» **Dataset records**
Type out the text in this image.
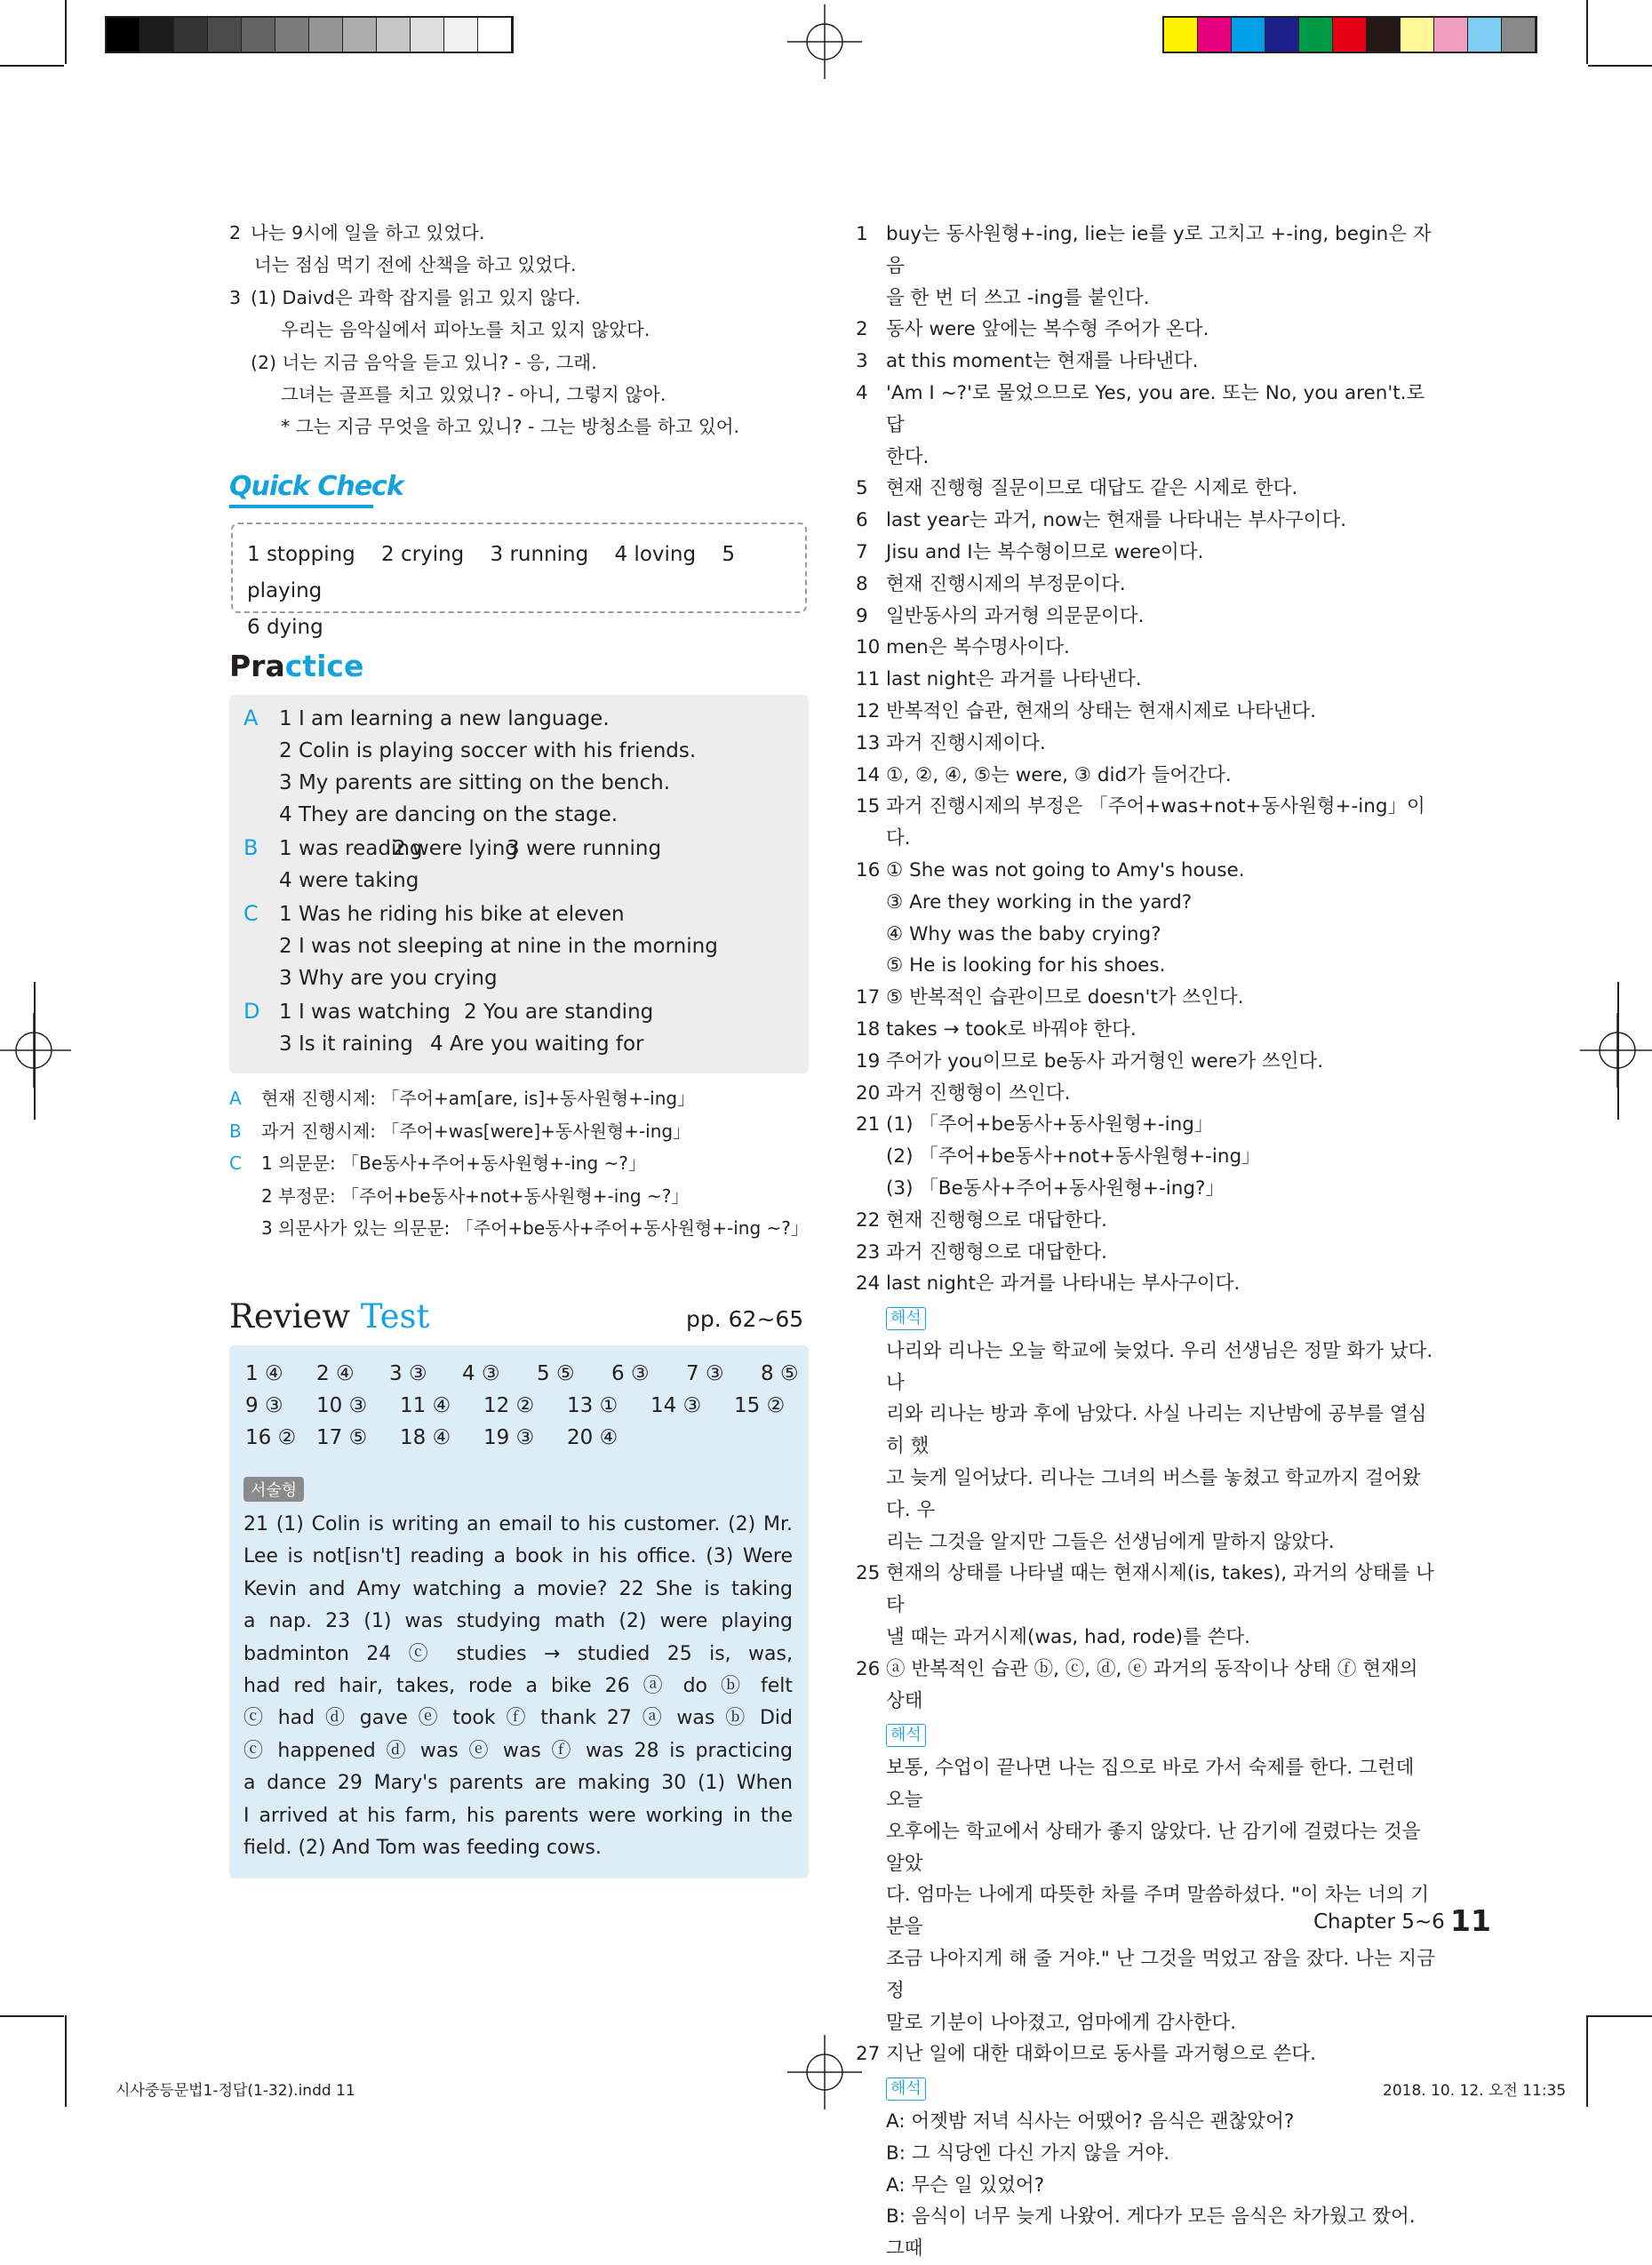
2 나는 9시에 일을 하고 있었다.
너는 점심 먹기 전에 산책을 하고 있었다.
3 (1) Daivd은 과학 잡지를 읽고 있지 않다.
우리는 음악실에서 피아노를 치고 있지 않았다.
(2) 너는 지금 음악을 듣고 있니? - 응, 그래.
그녀는 골프를 치고 있었니? - 아니, 그렇지 않아.
* 그는 지금 무엇을 하고 있니? - 그는 방청소를 하고 있어.
Quick Check
1 stopping 2 crying 3 running 4 loving 5 playing
6 dying
Practice
A 1 I am learning a new language.
2 Colin is playing soccer with his friends.
3 My parents are sitting on the bench.
4 They are dancing on the stage.
B 1 was reading
2 were lying
3 were running
4 were taking
C 1 Was he riding his bike at eleven
2 I was not sleeping at nine in the morning
3 Why are you crying
D 1 I was watching 2 You are standing
3 Is it raining 4 Are you waiting for
A 현재 진행시제: 「주어+am[are, is]+동사원형+-ing」
B 과거 진행시제: 「주어+was[were]+동사원형+-ing」
C 1 의문문: 「Be동사+주어+동사원형+-ing ~?」
2 부정문: 「주어+be동사+not+동사원형+-ing ~?」
3 의문사가 있는 의문문: 「주어+be동사+주어+동사원형+-ing ~?」
Review Test	pp. 62~65
1 ④	2 ④	3 ③	4 ③	5 ⑤	6 ③	7 ③	8 ⑤
9 ③	10 ③	11 ④	12 ②	13 ①	14 ③	15 ②
16 ② 17 ⑤	18 ④	19 ③	20 ④
서술형
21 (1) Colin is writing an email to his customer. (2) Mr.
Lee is not[isn't] reading a book in his office. (3) Were
Kevin and Amy watching a movie? 22 She is taking
a nap. 23 (1) was studying math (2) were playing
badminton 24 ⓒ studies → studied 25 is, was,
had red hair, takes, rode a bike 26 ⓐ do ⓑ felt
ⓒ had ⓓ gave ⓔ took ⓕ thank 27 ⓐ was ⓑ Did
ⓒ happened ⓓ was ⓔ was ⓕ was 28 is practicing
a dance 29 Mary's parents are making 30 (1) When
I arrived at his farm, his parents were working in the
field. (2) And Tom was feeding cows.
1 buy는 동사원형+-ing, lie는 ie를 y로 고치고 +-ing, begin은 자음
을 한 번 더 쓰고 -ing를 붙인다.
2 동사 were 앞에는 복수형 주어가 온다.
3 at this moment는 현재를 나타낸다.
4 'Am I ~?'로 물었으므로 Yes, you are. 또는 No, you aren't.로 답
한다.
5 현재 진행형 질문이므로 대답도 같은 시제로 한다.
6 last year는 과거, now는 현재를 나타내는 부사구이다.
7 Jisu and I는 복수형이므로 were이다.
8 현재 진행시제의 부정문이다.
9 일반동사의 과거형 의문문이다.
10 men은 복수명사이다.
11 last night은 과거를 나타낸다.
12 반복적인 습관, 현재의 상태는 현재시제로 나타낸다.
13 과거 진행시제이다.
14 ①, ②, ④, ⑤는 were, ③ did가 들어간다.
15 과거 진행시제의 부정은 「주어+was+not+동사원형+-ing」이다.
16 ① She was not going to Amy's house.
③ Are they working in the yard?
④ Why was the baby crying?
⑤ He is looking for his shoes.
17 ⑤ 반복적인 습관이므로 doesn't가 쓰인다.
18 takes → took로 바꿔야 한다.
19 주어가 you이므로 be동사 과거형인 were가 쓰인다.
20 과거 진행형이 쓰인다.
21 (1) 「주어+be동사+동사원형+-ing」
(2) 「주어+be동사+not+동사원형+-ing」
(3) 「Be동사+주어+동사원형+-ing?」
22 현재 진행형으로 대답한다.
23 과거 진행형으로 대답한다.
24 last night은 과거를 나타내는 부사구이다.
해석
나리와 리나는 오늘 학교에 늦었다. 우리 선생님은 정말 화가 났다. 나
리와 리나는 방과 후에 남았다. 사실 나리는 지난밤에 공부를 열심히 했
고 늦게 일어났다. 리나는 그녀의 버스를 놓쳤고 학교까지 걸어왔다. 우
리는 그것을 알지만 그들은 선생님에게 말하지 않았다.
25 현재의 상태를 나타낼 때는 현재시제(is, takes), 과거의 상태를 나타
낼 때는 과거시제(was, had, rode)를 쓴다.
26 ⓐ 반복적인 습관 ⓑ, ⓒ, ⓓ, ⓔ 과거의 동작이나 상태 ⓕ 현재의
상태
해석
보통, 수업이 끝나면 나는 집으로 바로 가서 숙제를 한다. 그런데 오늘
오후에는 학교에서 상태가 좋지 않았다. 난 감기에 걸렸다는 것을 알았
다. 엄마는 나에게 따뜻한 차를 주며 말씀하셨다. "이 차는 너의 기분을
조금 나아지게 해 줄 거야." 난 그것을 먹었고 잠을 잤다. 나는 지금 정
말로 기분이 나아졌고, 엄마에게 감사한다.
27 지난 일에 대한 대화이므로 동사를 과거형으로 쓴다.
해석
A: 어젯밤 저녁 식사는 어땠어? 음식은 괜찮았어?
B: 그 식당엔 다신 가지 않을 거야.
A: 무슨 일 있었어?
B: 음식이 너무 늦게 나왔어. 게다가 모든 음식은 차가웠고 짰어. 그때
Chapter 5~6 11
시사중등문법1-정답(1-32).indd 11	2018. 10. 12. 오전 11:35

» **What you will do**
Copy every line from the entries that contains the word "running".

» **Written answer**
1 stopping 2 crying 3 running 4 loving 5 playing
3 were running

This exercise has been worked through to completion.